What is needed:
Write out every record below exactly as it appears.

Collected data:
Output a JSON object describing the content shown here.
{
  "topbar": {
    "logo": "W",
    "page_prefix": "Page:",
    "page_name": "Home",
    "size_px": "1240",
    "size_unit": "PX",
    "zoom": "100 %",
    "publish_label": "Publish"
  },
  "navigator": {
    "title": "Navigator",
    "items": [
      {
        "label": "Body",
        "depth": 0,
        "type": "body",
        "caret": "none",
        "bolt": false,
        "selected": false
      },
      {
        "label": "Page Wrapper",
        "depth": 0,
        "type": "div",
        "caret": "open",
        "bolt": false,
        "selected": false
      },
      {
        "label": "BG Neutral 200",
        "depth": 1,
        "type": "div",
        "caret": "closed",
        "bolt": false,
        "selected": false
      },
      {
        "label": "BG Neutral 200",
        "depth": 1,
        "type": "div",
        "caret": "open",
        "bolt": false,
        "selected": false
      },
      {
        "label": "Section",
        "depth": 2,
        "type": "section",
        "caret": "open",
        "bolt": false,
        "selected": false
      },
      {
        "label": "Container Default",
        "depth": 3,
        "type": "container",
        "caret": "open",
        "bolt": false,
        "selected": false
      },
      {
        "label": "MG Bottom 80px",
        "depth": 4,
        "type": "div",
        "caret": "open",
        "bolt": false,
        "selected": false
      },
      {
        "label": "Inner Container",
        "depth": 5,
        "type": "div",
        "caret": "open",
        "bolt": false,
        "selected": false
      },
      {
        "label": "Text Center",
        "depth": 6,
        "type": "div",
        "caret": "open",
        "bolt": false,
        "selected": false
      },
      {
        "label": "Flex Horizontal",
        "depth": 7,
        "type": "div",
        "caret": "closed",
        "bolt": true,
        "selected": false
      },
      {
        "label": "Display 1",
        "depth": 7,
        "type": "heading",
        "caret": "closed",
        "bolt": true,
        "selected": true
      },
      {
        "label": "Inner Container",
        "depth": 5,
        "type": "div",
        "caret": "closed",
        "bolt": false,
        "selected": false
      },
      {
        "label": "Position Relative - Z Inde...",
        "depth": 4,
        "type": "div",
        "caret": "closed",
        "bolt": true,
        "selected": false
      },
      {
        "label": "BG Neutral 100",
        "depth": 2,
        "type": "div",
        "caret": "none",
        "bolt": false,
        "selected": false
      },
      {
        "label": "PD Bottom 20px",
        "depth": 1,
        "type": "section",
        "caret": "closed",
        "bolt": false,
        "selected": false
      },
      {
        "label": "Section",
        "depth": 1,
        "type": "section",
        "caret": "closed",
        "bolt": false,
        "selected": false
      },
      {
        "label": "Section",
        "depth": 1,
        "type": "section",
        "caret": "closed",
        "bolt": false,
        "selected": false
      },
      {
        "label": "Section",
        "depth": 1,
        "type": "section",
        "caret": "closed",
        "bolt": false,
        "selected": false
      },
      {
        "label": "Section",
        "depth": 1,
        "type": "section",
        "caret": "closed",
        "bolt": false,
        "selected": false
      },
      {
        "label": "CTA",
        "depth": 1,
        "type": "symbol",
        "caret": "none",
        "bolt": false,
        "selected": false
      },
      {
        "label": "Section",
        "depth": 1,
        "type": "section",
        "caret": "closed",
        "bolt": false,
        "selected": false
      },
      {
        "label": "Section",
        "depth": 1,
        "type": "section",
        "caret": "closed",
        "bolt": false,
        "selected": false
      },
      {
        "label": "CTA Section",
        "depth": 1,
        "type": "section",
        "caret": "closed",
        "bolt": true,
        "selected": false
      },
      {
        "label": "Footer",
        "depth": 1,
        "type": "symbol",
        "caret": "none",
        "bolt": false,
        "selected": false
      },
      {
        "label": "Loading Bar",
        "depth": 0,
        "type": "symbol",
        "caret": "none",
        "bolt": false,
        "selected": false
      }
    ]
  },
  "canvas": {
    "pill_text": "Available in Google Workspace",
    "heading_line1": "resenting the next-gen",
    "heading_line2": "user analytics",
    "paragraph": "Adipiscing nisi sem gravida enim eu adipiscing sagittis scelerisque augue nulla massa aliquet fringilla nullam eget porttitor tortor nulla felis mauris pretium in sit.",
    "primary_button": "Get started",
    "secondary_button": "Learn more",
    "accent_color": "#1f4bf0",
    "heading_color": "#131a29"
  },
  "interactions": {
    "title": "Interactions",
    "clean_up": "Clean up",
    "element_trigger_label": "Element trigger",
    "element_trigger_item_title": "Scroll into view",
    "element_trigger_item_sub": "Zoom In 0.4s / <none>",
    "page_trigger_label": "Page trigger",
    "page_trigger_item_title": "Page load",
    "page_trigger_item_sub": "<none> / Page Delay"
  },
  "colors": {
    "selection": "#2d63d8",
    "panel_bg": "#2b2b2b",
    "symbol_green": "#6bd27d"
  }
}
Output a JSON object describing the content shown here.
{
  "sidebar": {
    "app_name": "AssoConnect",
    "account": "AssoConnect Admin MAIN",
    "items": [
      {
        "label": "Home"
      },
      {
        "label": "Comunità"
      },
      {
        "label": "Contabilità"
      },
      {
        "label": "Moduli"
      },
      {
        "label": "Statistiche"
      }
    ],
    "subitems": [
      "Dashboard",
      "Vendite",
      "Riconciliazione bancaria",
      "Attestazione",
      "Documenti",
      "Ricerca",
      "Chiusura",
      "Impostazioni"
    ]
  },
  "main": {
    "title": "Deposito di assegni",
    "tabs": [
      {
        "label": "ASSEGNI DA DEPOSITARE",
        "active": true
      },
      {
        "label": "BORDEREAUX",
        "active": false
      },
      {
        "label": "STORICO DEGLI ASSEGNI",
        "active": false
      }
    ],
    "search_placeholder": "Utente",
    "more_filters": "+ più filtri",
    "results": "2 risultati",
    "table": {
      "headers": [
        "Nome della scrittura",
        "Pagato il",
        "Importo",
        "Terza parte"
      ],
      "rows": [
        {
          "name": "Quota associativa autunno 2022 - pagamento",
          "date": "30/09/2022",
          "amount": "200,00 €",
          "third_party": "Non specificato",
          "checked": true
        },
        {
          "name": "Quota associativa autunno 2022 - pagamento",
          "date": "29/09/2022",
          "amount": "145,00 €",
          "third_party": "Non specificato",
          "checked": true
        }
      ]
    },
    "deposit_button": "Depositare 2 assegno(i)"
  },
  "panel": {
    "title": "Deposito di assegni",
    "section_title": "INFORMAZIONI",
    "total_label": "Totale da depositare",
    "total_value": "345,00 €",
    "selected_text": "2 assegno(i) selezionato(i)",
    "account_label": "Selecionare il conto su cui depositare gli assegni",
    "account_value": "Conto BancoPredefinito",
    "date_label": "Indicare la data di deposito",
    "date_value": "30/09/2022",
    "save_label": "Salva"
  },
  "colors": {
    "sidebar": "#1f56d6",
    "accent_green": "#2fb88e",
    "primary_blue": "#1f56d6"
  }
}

Problem solution:
Output a JSON object describing the content shown here.
{
  "topbar": {
    "logo": "W",
    "page_prefix": "Page:",
    "page_name": "Home",
    "size_px": "1240",
    "size_unit": "PX",
    "zoom": "100 %",
    "publish_label": "Publish"
  },
  "navigator": {
    "title": "Navigator",
    "items": [
      {
        "label": "Body",
        "depth": 0,
        "type": "body",
        "caret": "none",
        "bolt": false,
        "selected": false
      },
      {
        "label": "Page Wrapper",
        "depth": 0,
        "type": "div",
        "caret": "open",
        "bolt": false,
        "selected": false
      },
      {
        "label": "BG Neutral 200",
        "depth": 1,
        "type": "div",
        "caret": "closed",
        "bolt": false,
        "selected": false
      },
      {
        "label": "BG Neutral 200",
        "depth": 1,
        "type": "div",
        "caret": "open",
        "bolt": false,
        "selected": false
      },
      {
        "label": "Section",
        "depth": 2,
        "type": "section",
        "caret": "open",
        "bolt": false,
        "selected": false
      },
      {
        "label": "Container Default",
        "depth": 3,
        "type": "container",
        "caret": "open",
        "bolt": false,
        "selected": false
      },
      {
        "label": "MG Bottom 80px",
        "depth": 4,
        "type": "div",
        "caret": "open",
        "bolt": false,
        "selected": false
      },
      {
        "label": "Inner Container",
        "depth": 5,
        "type": "div",
        "caret": "open",
        "bolt": false,
        "selected": false
      },
      {
        "label": "Text Center",
        "depth": 6,
        "type": "div",
        "caret": "open",
        "bolt": false,
        "selected": false
      },
      {
        "label": "Flex Horizontal",
        "depth": 7,
        "type": "div",
        "caret": "closed",
        "bolt": true,
        "selected": false
      },
      {
        "label": "Display 1",
        "depth": 7,
        "type": "heading",
        "caret": "closed",
        "bolt": true,
        "selected": true
      },
      {
        "label": "Inner Container",
        "depth": 5,
        "type": "div",
        "caret": "closed",
        "bolt": false,
        "selected": false
      },
      {
        "label": "Position Relative - Z Inde...",
        "depth": 4,
        "type": "div",
        "caret": "closed",
        "bolt": true,
        "selected": false
      },
      {
        "label": "BG Neutral 100",
        "depth": 2,
        "type": "div",
        "caret": "none",
        "bolt": false,
        "selected": false
      },
      {
        "label": "PD Bottom 20px",
        "depth": 1,
        "type": "section",
        "caret": "closed",
        "bolt": false,
        "selected": false
      },
      {
        "label": "Section",
        "depth": 1,
        "type": "section",
        "caret": "closed",
        "bolt": false,
        "selected": false
      },
      {
        "label": "Section",
        "depth": 1,
        "type": "section",
        "caret": "closed",
        "bolt": false,
        "selected": false
      },
      {
        "label": "Section",
        "depth": 1,
        "type": "section",
        "caret": "closed",
        "bolt": false,
        "selected": false
      },
      {
        "label": "Section",
        "depth": 1,
        "type": "section",
        "caret": "closed",
        "bolt": false,
        "selected": false
      },
      {
        "label": "CTA",
        "depth": 1,
        "type": "symbol",
        "caret": "none",
        "bolt": false,
        "selected": false
      },
      {
        "label": "Section",
        "depth": 1,
        "type": "section",
        "caret": "closed",
        "bolt": false,
        "selected": false
      },
      {
        "label": "Section",
        "depth": 1,
        "type": "section",
        "caret": "closed",
        "bolt": false,
        "selected": false
      },
      {
        "label": "CTA Section",
        "depth": 1,
        "type": "section",
        "caret": "closed",
        "bolt": true,
        "selected": false
      },
      {
        "label": "Footer",
        "depth": 1,
        "type": "symbol",
        "caret": "none",
        "bolt": false,
        "selected": false
      },
      {
        "label": "Loading Bar",
        "depth": 0,
        "type": "symbol",
        "caret": "none",
        "bolt": false,
        "selected": false
      }
    ]
  },
  "canvas": {
    "pill_text": "Available in Google Workspace",
    "heading_line1": "resenting the next-gen",
    "heading_line2": "user analytics",
    "paragraph": "Adipiscing nisi sem gravida enim eu adipiscing sagittis scelerisque augue nulla massa aliquet fringilla nullam eget porttitor tortor nulla felis mauris pretium in sit.",
    "primary_button": "Get started",
    "secondary_button": "Learn more",
    "accent_color": "#1f4bf0",
    "heading_color": "#131a29"
  },
  "interactions": {
    "title": "Interactions",
    "clean_up": "Clean up",
    "element_trigger_label": "Element trigger",
    "element_trigger_item_title": "Scroll into view",
    "element_trigger_item_sub": "Zoom In 0.4s / <none>",
    "page_trigger_label": "Page trigger",
    "page_trigger_item_title": "Page load",
    "page_trigger_item_sub": "<none> / Page Delay"
  },
  "colors": {
    "selection": "#2d63d8",
    "panel_bg": "#2b2b2b",
    "symbol_green": "#6bd27d"
  }
}
Output a JSON object describing the content shown here.
{
  "sidebar": {
    "app_name": "AssoConnect",
    "account": "AssoConnect Admin MAIN",
    "items": [
      {
        "label": "Home"
      },
      {
        "label": "Comunità"
      },
      {
        "label": "Contabilità"
      },
      {
        "label": "Moduli"
      },
      {
        "label": "Statistiche"
      }
    ],
    "subitems": [
      "Dashboard",
      "Vendite",
      "Riconciliazione bancaria",
      "Attestazione",
      "Documenti",
      "Ricerca",
      "Chiusura",
      "Impostazioni"
    ]
  },
  "main": {
    "title": "Deposito di assegni",
    "tabs": [
      {
        "label": "ASSEGNI DA DEPOSITARE",
        "active": true
      },
      {
        "label": "BORDEREAUX",
        "active": false
      },
      {
        "label": "STORICO DEGLI ASSEGNI",
        "active": false
      }
    ],
    "search_placeholder": "Utente",
    "more_filters": "+ più filtri",
    "results": "2 risultati",
    "table": {
      "headers": [
        "Nome della scrittura",
        "Pagato il",
        "Importo",
        "Terza parte"
      ],
      "rows": [
        {
          "name": "Quota associativa autunno 2022 - pagamento",
          "date": "30/09/2022",
          "amount": "200,00 €",
          "third_party": "Non specificato",
          "checked": true
        },
        {
          "name": "Quota associativa autunno 2022 - pagamento",
          "date": "29/09/2022",
          "amount": "145,00 €",
          "third_party": "Non specificato",
          "checked": true
        }
      ]
    },
    "deposit_button": "Depositare 2 assegno(i)"
  },
  "panel": {
    "title": "Deposito di assegni",
    "section_title": "INFORMAZIONI",
    "total_label": "Totale da depositare",
    "total_value": "345,00 €",
    "selected_text": "2 assegno(i) selezionato(i)",
    "account_label": "Selecionare il conto su cui depositare gli assegni",
    "account_value": "Conto BancoPredefinito",
    "date_label": "Indicare la data di deposito",
    "date_value": "30/09/2022",
    "save_label": "Salva"
  },
  "colors": {
    "sidebar": "#1f56d6",
    "accent_green": "#2fb88e",
    "primary_blue": "#1f56d6"
  }
}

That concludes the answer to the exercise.